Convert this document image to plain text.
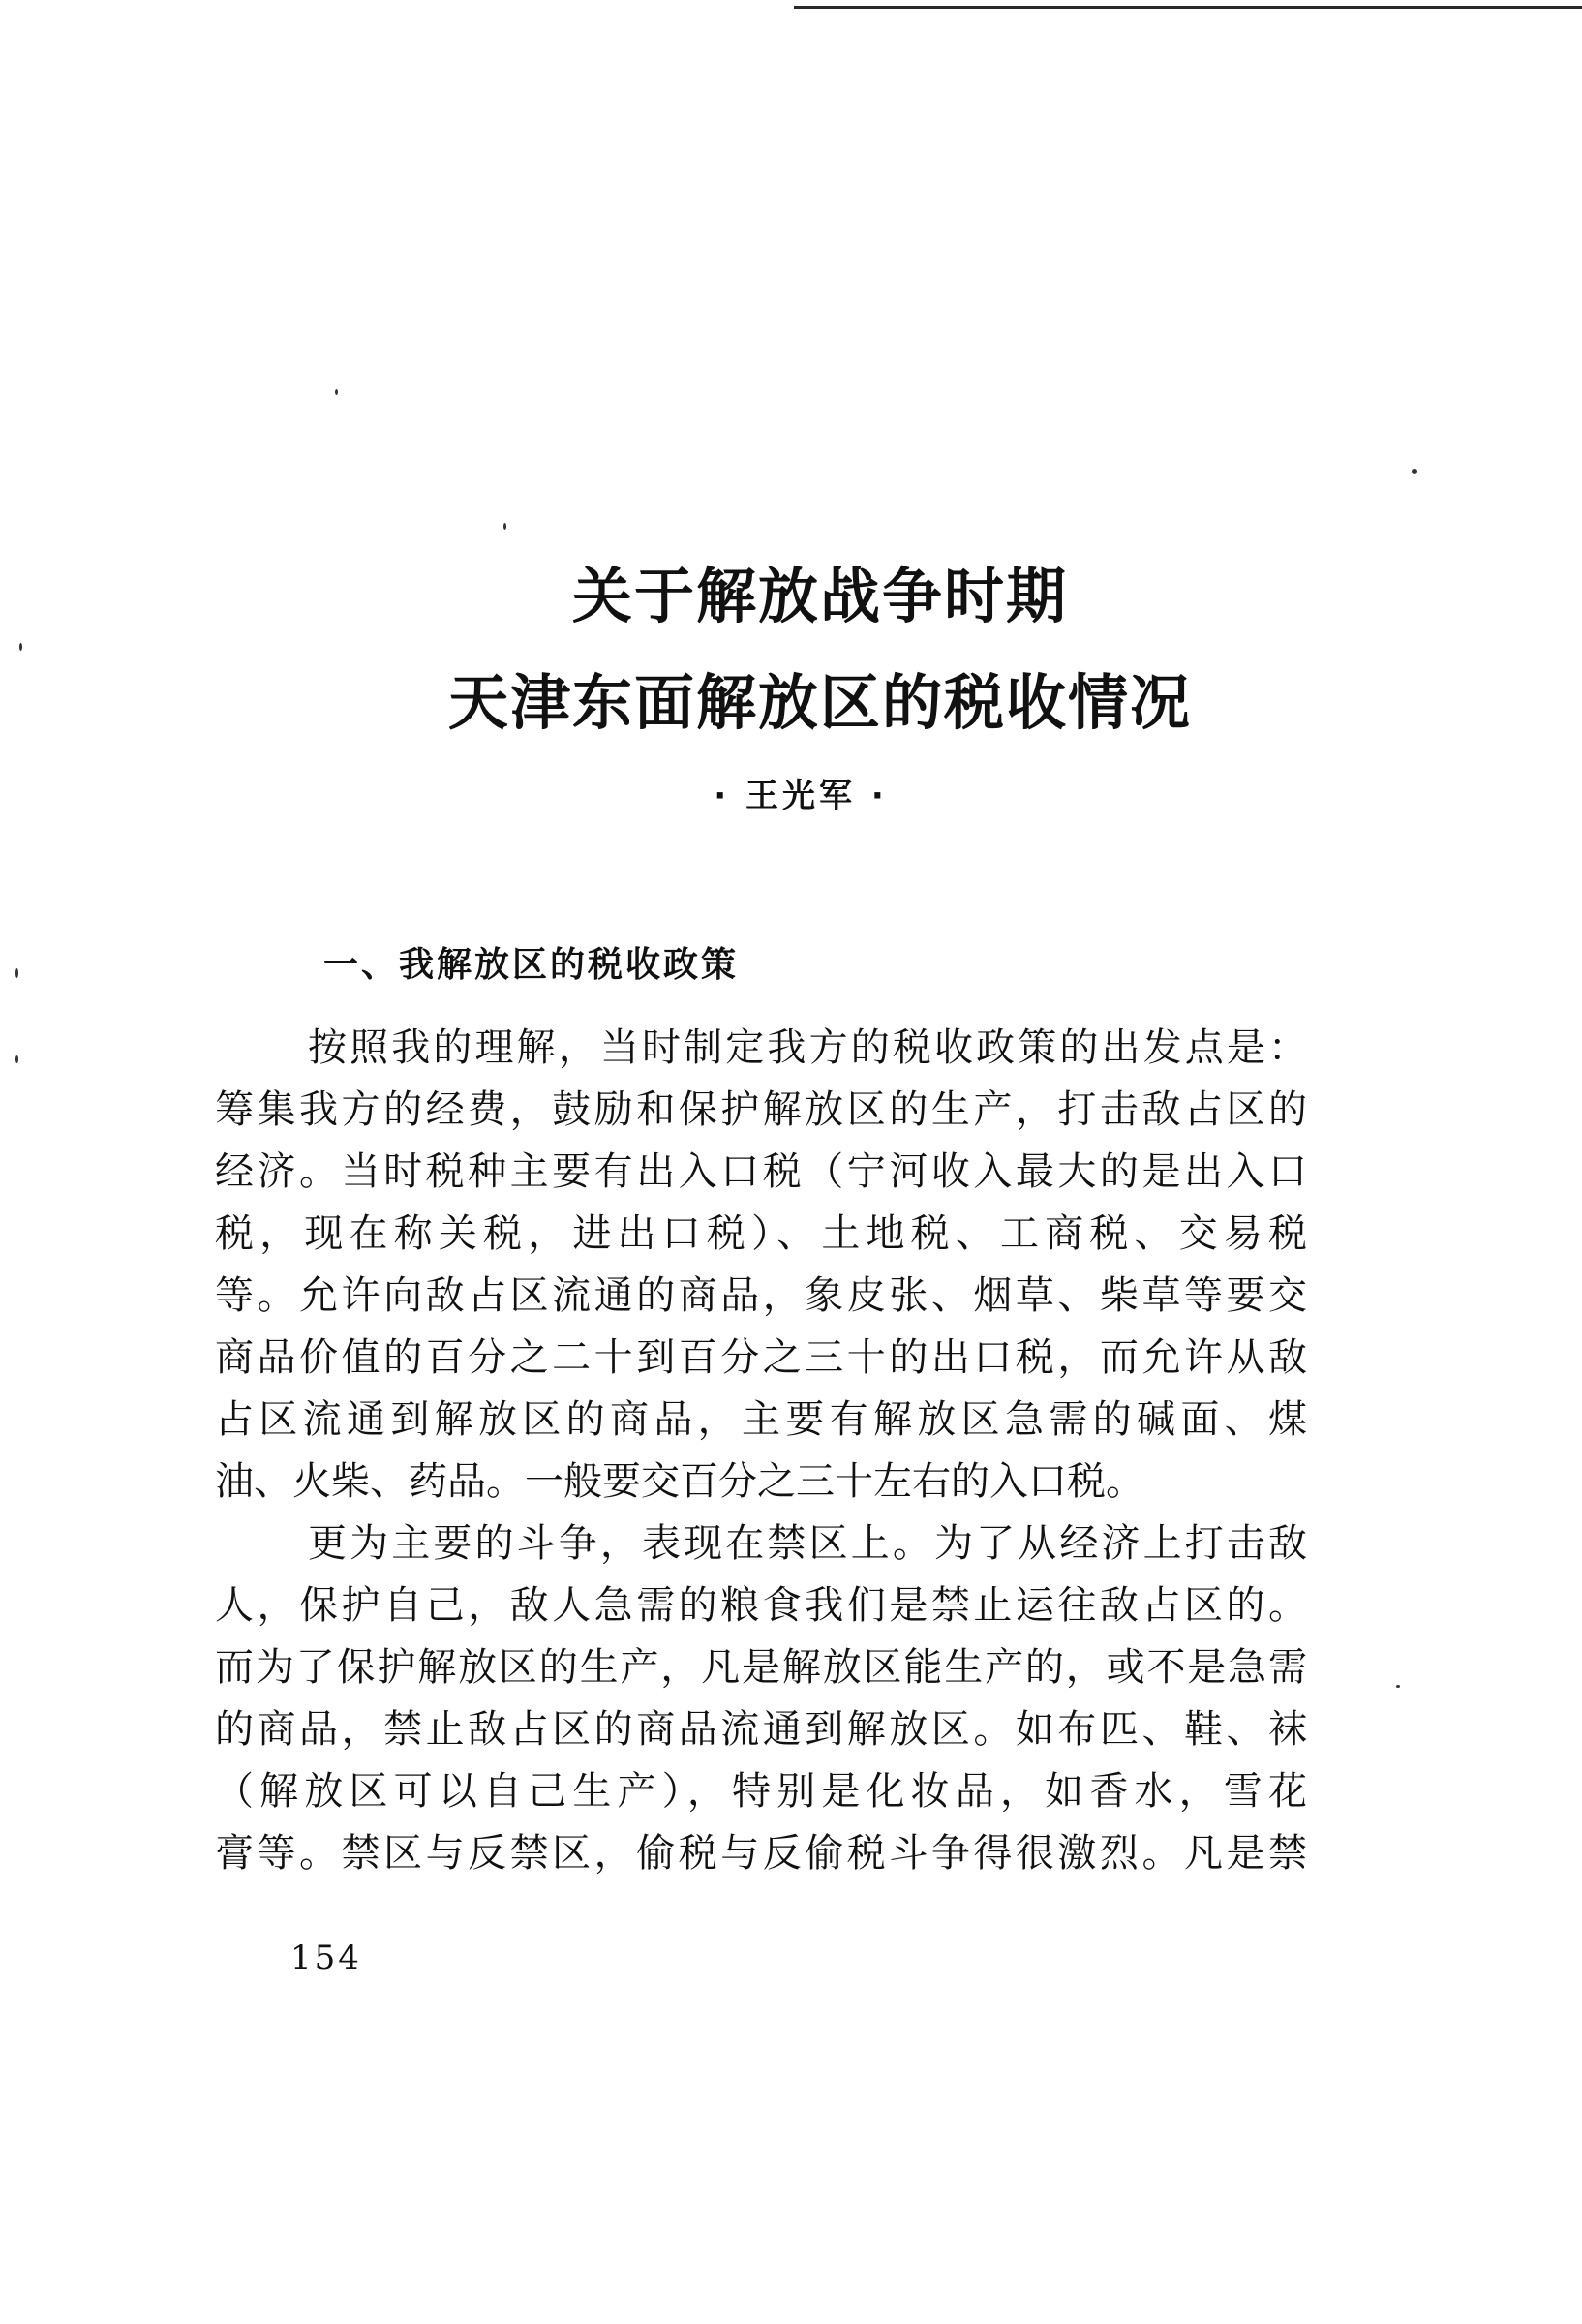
关于解放战争时期
天津东面解放区的税收情况
· 王光军 ·
一、我解放区的税收政策
按照我的理解，当时制定我方的税收政策的出发点是：
筹集我方的经费，鼓励和保护解放区的生产，打击敌占区的
经济。当时税种主要有出入口税（宁河收入最大的是出入口
税，现在称关税，进出口税）、土地税、工商税、交易税
等。允许向敌占区流通的商品，象皮张、烟草、柴草等要交
商品价值的百分之二十到百分之三十的出口税，而允许从敌
占区流通到解放区的商品，主要有解放区急需的碱面、煤
油、火柴、药品。一般要交百分之三十左右的入口税。
更为主要的斗争，表现在禁区上。为了从经济上打击敌
人，保护自己，敌人急需的粮食我们是禁止运往敌占区的。
而为了保护解放区的生产，凡是解放区能生产的，或不是急需
的商品，禁止敌占区的商品流通到解放区。如布匹、鞋、袜
（解放区可以自己生产），特别是化妆品，如香水，雪花
膏等。禁区与反禁区，偷税与反偷税斗争得很激烈。凡是禁
154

■ ■ ■ ■ ■ ■ ■

• **Stated task**
Keep the pictures out of the copy and return the rest of the data above exactly.

• **Solution to this task**
Convert this document image to plain text.
关于解放战争时期
天津东面解放区的税收情况
· 王光军 ·
一、我解放区的税收政策
按照我的理解，当时制定我方的税收政策的出发点是：
筹集我方的经费，鼓励和保护解放区的生产，打击敌占区的
经济。当时税种主要有出入口税（宁河收入最大的是出入口
税，现在称关税，进出口税）、土地税、工商税、交易税
等。允许向敌占区流通的商品，象皮张、烟草、柴草等要交
商品价值的百分之二十到百分之三十的出口税，而允许从敌
占区流通到解放区的商品，主要有解放区急需的碱面、煤
油、火柴、药品。一般要交百分之三十左右的入口税。
更为主要的斗争，表现在禁区上。为了从经济上打击敌
人，保护自己，敌人急需的粮食我们是禁止运往敌占区的。
而为了保护解放区的生产，凡是解放区能生产的，或不是急需
的商品，禁止敌占区的商品流通到解放区。如布匹、鞋、袜
（解放区可以自己生产），特别是化妆品，如香水，雪花
膏等。禁区与反禁区，偷税与反偷税斗争得很激烈。凡是禁
154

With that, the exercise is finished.